* **Task objective**:
Scan the records for the string "Contact"; copy each line where it occurs.

[Dataset entries]

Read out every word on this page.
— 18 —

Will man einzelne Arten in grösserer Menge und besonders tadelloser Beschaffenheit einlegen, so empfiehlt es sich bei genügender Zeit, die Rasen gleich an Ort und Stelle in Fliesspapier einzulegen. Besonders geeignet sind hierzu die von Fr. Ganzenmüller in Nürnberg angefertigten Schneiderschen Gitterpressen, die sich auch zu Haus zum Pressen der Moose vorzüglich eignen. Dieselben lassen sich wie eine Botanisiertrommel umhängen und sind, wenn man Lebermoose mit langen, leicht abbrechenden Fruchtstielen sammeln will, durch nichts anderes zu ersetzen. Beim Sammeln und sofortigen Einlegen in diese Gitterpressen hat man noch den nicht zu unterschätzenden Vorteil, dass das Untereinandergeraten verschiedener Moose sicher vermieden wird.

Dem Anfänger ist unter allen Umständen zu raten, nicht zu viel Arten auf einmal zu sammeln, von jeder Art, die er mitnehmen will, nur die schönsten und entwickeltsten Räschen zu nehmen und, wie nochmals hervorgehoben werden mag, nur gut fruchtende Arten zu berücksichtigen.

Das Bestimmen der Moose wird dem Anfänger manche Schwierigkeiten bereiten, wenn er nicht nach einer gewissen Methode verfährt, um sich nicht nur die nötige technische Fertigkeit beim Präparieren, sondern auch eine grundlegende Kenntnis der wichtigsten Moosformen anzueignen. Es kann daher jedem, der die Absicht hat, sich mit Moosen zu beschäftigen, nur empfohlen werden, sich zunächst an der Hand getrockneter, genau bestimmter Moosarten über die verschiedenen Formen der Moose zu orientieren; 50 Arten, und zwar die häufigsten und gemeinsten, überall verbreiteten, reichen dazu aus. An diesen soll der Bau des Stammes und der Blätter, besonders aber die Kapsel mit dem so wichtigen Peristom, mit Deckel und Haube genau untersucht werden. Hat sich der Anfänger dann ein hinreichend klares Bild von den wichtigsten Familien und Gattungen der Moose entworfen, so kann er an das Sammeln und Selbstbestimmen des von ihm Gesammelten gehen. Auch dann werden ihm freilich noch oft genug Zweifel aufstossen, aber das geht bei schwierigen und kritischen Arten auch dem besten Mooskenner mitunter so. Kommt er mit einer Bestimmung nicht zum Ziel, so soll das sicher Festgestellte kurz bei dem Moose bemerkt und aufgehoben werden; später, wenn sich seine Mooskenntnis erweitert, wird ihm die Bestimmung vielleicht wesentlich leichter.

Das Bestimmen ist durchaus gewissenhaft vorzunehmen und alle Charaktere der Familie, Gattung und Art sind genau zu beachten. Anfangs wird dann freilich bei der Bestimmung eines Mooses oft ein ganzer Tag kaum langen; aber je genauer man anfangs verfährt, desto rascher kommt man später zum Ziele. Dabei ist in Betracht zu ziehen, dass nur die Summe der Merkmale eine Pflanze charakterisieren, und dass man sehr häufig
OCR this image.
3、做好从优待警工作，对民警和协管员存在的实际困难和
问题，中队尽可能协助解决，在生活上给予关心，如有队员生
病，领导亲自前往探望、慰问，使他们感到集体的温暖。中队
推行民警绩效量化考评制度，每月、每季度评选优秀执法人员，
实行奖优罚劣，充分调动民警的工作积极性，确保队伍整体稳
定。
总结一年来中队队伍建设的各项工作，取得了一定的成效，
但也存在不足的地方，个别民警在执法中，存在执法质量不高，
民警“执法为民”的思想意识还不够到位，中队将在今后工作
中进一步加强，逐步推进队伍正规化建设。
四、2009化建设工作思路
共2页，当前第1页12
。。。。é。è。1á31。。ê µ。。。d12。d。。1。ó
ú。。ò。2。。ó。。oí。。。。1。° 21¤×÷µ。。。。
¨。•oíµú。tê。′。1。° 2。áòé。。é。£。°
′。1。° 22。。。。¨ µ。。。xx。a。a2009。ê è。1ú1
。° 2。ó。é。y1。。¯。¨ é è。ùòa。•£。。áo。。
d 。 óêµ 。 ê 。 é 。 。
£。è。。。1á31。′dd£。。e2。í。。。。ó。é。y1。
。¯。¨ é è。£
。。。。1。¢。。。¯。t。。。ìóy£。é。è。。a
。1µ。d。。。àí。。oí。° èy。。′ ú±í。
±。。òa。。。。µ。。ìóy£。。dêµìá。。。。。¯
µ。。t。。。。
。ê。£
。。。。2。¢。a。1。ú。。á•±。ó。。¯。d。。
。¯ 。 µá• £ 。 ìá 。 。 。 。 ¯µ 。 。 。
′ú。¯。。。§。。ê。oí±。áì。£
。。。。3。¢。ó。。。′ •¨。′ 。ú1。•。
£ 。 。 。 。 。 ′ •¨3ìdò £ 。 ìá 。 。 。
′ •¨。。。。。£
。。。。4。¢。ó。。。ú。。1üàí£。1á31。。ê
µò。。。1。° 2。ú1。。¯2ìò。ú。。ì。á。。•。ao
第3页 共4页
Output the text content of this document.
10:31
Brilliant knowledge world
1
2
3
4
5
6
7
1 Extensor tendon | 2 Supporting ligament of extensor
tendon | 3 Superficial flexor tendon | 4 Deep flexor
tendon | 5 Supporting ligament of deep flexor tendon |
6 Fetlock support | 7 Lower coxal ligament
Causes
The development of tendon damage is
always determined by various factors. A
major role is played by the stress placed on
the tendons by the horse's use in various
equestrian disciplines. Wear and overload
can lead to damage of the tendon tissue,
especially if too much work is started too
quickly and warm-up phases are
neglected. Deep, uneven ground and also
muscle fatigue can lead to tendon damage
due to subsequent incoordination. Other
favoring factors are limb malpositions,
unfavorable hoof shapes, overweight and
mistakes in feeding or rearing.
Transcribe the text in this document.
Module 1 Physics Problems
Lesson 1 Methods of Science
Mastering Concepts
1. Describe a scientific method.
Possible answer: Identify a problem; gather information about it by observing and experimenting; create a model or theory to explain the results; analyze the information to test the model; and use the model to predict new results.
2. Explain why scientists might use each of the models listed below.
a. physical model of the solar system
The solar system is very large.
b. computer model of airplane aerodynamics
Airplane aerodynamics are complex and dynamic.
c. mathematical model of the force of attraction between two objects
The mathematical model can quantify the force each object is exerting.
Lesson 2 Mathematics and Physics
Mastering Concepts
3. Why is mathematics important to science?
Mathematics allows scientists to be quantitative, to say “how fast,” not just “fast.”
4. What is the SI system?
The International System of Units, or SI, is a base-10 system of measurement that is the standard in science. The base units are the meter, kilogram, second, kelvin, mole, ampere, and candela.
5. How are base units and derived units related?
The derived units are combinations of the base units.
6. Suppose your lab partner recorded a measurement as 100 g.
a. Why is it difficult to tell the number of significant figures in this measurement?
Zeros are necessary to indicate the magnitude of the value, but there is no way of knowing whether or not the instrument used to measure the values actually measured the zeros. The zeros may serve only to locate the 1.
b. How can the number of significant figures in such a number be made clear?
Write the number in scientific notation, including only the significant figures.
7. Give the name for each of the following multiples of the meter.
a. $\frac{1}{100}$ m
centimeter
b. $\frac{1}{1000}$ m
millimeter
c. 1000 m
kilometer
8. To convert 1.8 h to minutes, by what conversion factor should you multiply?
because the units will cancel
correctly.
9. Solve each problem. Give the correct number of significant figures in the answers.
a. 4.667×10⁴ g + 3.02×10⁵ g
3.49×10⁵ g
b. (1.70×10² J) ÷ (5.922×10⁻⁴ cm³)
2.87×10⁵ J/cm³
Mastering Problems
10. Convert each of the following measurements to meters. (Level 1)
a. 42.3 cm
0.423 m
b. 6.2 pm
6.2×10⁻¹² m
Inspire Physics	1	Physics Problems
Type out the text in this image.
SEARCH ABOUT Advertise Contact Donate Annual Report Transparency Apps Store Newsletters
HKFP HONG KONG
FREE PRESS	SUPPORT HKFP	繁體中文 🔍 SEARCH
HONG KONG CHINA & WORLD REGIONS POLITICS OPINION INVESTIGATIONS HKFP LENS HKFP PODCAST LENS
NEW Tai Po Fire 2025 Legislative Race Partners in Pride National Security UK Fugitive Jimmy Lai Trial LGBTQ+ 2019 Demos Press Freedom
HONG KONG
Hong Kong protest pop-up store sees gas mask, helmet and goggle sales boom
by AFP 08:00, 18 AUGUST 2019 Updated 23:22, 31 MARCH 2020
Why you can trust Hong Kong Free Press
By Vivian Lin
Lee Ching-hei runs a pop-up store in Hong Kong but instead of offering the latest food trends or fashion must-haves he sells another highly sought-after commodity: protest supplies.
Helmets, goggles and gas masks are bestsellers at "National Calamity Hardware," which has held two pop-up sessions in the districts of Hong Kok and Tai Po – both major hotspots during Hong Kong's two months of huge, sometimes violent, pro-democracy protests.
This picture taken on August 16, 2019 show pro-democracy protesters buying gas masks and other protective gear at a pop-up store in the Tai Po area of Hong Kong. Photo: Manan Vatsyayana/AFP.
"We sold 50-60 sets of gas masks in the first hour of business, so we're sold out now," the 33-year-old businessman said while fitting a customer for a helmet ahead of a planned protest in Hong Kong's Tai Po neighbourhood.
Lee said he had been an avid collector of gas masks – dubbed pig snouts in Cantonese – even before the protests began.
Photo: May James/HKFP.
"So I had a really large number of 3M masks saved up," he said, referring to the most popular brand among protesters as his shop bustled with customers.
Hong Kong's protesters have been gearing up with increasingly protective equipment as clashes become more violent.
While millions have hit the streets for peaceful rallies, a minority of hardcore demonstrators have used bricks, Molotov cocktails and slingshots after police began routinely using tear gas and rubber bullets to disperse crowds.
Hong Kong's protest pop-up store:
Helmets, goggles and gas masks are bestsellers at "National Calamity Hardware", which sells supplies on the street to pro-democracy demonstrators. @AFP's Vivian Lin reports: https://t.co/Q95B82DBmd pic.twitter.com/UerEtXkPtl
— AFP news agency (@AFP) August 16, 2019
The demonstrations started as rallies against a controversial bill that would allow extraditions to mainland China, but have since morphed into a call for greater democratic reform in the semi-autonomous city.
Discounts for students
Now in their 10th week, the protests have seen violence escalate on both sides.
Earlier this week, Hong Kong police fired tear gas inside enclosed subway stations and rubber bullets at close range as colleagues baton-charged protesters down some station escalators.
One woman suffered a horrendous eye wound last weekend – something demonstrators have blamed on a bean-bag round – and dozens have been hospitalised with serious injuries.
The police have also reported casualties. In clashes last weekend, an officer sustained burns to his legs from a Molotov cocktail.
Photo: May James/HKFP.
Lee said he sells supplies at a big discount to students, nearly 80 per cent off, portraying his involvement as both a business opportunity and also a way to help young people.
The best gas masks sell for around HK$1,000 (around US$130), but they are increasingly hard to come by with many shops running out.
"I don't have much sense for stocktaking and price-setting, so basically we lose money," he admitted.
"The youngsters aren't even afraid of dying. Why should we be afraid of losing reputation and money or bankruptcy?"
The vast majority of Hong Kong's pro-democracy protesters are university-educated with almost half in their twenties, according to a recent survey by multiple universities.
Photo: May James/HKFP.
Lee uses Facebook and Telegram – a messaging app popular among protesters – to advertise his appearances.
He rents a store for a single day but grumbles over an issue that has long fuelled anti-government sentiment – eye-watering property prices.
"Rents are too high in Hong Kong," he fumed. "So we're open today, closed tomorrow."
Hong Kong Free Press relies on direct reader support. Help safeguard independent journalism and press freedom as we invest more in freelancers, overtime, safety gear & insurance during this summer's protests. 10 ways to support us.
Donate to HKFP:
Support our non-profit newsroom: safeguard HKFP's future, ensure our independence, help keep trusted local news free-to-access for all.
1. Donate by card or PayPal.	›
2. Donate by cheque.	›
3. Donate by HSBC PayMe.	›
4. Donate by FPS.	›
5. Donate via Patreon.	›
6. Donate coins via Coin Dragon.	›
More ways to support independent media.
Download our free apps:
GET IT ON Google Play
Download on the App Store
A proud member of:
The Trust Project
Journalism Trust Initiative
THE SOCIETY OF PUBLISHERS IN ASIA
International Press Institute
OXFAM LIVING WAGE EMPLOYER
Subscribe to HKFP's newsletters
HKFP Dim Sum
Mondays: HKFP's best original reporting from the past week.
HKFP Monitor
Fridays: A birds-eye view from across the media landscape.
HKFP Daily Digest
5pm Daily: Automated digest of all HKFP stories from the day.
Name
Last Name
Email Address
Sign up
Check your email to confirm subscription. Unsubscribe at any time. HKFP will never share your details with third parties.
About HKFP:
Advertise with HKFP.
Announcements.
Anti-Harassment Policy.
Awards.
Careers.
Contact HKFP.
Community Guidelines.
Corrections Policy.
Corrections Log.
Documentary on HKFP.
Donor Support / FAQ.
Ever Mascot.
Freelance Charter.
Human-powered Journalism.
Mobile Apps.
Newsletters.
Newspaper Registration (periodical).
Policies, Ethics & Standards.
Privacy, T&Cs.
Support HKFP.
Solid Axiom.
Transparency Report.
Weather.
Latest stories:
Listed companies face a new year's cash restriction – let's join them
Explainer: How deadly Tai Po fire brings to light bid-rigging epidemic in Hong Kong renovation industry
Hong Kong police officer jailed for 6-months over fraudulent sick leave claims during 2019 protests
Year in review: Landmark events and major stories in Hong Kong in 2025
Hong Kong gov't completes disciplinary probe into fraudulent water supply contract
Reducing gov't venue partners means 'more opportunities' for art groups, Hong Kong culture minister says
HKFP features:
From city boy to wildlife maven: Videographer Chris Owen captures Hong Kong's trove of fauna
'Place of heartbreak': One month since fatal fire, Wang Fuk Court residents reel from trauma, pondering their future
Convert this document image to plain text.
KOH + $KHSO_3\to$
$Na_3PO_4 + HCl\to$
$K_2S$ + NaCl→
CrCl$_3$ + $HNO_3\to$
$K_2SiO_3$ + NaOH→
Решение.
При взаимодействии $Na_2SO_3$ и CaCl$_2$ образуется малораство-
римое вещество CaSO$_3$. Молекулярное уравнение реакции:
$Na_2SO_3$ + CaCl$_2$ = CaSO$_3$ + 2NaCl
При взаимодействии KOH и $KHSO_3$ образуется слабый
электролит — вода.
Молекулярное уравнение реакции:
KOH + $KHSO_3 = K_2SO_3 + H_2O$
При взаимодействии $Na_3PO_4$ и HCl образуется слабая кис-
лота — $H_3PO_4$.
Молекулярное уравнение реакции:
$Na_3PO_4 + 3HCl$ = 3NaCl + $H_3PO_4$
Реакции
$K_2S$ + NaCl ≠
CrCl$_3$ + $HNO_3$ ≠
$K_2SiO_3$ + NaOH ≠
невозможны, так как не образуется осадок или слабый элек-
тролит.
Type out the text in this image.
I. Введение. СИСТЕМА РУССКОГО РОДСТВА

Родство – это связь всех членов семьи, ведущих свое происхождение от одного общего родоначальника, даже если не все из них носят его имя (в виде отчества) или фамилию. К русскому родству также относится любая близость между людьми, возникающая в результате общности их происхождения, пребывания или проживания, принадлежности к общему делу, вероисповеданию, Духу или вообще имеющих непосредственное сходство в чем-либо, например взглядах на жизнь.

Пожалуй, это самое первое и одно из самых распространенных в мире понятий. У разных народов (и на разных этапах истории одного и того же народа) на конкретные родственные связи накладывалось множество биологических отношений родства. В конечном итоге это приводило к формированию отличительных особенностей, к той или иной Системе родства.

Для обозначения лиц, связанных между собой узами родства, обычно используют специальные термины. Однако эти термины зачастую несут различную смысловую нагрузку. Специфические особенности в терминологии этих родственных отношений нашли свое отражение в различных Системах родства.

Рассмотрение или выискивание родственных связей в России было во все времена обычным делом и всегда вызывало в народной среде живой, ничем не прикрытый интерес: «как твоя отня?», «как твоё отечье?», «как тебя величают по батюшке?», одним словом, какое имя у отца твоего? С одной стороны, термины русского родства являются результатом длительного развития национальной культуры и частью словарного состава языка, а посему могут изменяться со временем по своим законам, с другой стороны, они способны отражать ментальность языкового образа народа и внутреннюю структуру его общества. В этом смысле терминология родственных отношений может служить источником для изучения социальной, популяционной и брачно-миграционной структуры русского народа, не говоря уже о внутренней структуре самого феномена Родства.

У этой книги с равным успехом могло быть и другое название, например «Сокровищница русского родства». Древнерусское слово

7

* **In response**:
SEARCH ABOUT Advertise Contact Donate Annual Report Transparency Apps Store Newsletters
Contact HKFP.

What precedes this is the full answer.